» Instruction
Omit every image, and transcribe the remaining entries exactly as given.

» Supplied data
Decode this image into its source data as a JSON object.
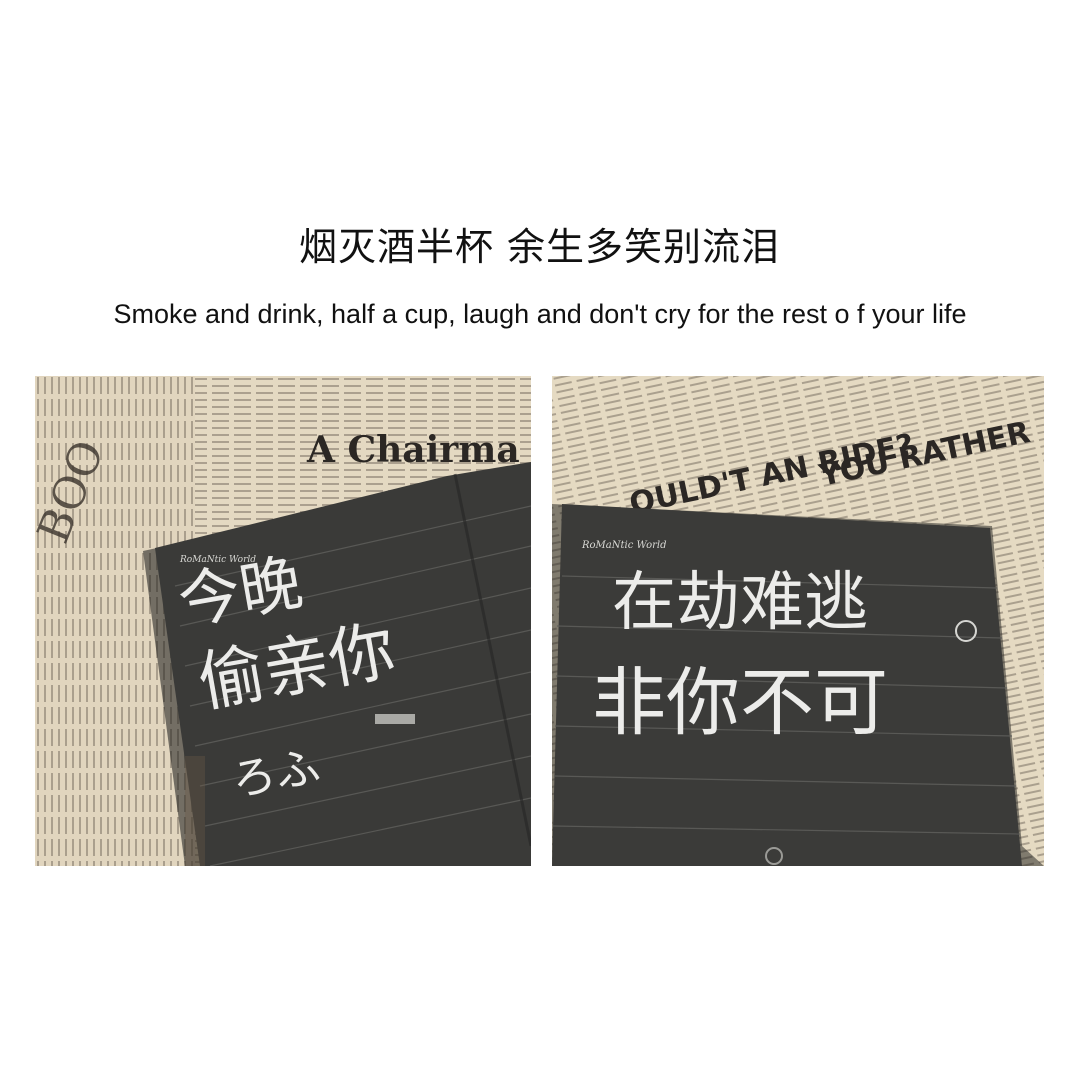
{
  "title": "烟灭酒半杯 余生多笑别流泪",
  "subtitle": "Smoke and drink, half a cup, laugh and don't cry for the rest o f your life",
  "photo_left": {
    "newspaper_headline": "A Chairma",
    "notebook_brand": "RoMaNtic World",
    "handwriting": [
      "今晚",
      "偷亲你",
      "ろふ"
    ],
    "colors": {
      "paper": "#e7dcc6",
      "notebook": "#3a3a38",
      "ink": "#e9e9e6"
    }
  },
  "photo_right": {
    "newspaper_headline": "YOU RATHER",
    "newspaper_subhead": "OULD'T  AN RIDE?",
    "notebook_brand": "RoMaNtic World",
    "handwriting": [
      "在劫难逃",
      "非你不可"
    ],
    "colors": {
      "paper": "#e7dcc6",
      "notebook": "#3b3b39",
      "ink": "#e9e9e6"
    }
  }
}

» Response to this task
Decode this image into its source data as a JSON object.
{
  "title": "烟灭酒半杯 余生多笑别流泪",
  "subtitle": "Smoke and drink, half a cup, laugh and don't cry for the rest o f your life",
  "photo_left": {
    "newspaper_headline": "A Chairma",
    "notebook_brand": "RoMaNtic World",
    "handwriting": [
      "今晚",
      "偷亲你",
      "ろふ"
    ],
    "colors": {
      "paper": "#e7dcc6",
      "notebook": "#3a3a38",
      "ink": "#e9e9e6"
    }
  },
  "photo_right": {
    "newspaper_headline": "YOU RATHER",
    "newspaper_subhead": "OULD'T  AN RIDE?",
    "notebook_brand": "RoMaNtic World",
    "handwriting": [
      "在劫难逃",
      "非你不可"
    ],
    "colors": {
      "paper": "#e7dcc6",
      "notebook": "#3b3b39",
      "ink": "#e9e9e6"
    }
  }
}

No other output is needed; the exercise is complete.